→ TASK INSTRUCTIONS
Without including any pictures, write out all the entries exactly.

→ DATASET EXCERPTS
================================

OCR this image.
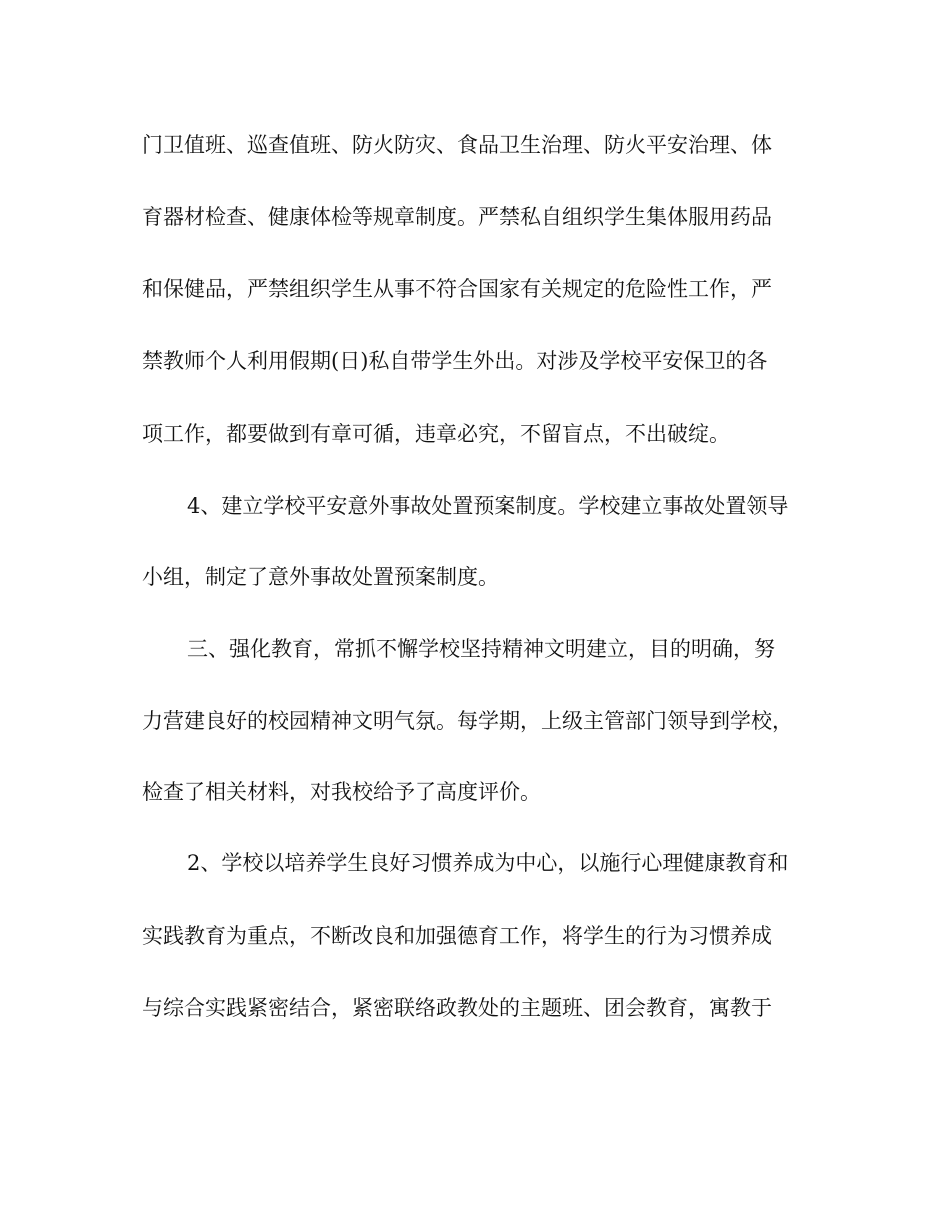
门卫值班、巡查值班、防火防灾、食品卫生治理、防火平安治理、体
育器材检查、健康体检等规章制度。严禁私自组织学生集体服用药品
和保健品，严禁组织学生从事不符合国家有关规定的危险性工作，严
禁教师个人利用假期(日)私自带学生外出。对涉及学校平安保卫的各
项工作，都要做到有章可循，违章必究，不留盲点，不出破绽。
4、建立学校平安意外事故处置预案制度。学校建立事故处置领导
小组，制定了意外事故处置预案制度。
三、强化教育，常抓不懈学校坚持精神文明建立，目的明确，努
力营建良好的校园精神文明气氛。每学期，上级主管部门领导到学校，
检查了相关材料，对我校给予了高度评价。
2、学校以培养学生良好习惯养成为中心，以施行心理健康教育和
实践教育为重点，不断改良和加强德育工作，将学生的行为习惯养成
与综合实践紧密结合，紧密联络政教处的主题班、团会教育，寓教于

================================

→ THE RESULT
OCR this image.
门卫值班、巡查值班、防火防灾、食品卫生治理、防火平安治理、体
育器材检查、健康体检等规章制度。严禁私自组织学生集体服用药品
和保健品，严禁组织学生从事不符合国家有关规定的危险性工作，严
禁教师个人利用假期(日)私自带学生外出。对涉及学校平安保卫的各
项工作，都要做到有章可循，违章必究，不留盲点，不出破绽。
4、建立学校平安意外事故处置预案制度。学校建立事故处置领导
小组，制定了意外事故处置预案制度。
三、强化教育，常抓不懈学校坚持精神文明建立，目的明确，努
力营建良好的校园精神文明气氛。每学期，上级主管部门领导到学校，
检查了相关材料，对我校给予了高度评价。
2、学校以培养学生良好习惯养成为中心，以施行心理健康教育和
实践教育为重点，不断改良和加强德育工作，将学生的行为习惯养成
与综合实践紧密结合，紧密联络政教处的主题班、团会教育，寓教于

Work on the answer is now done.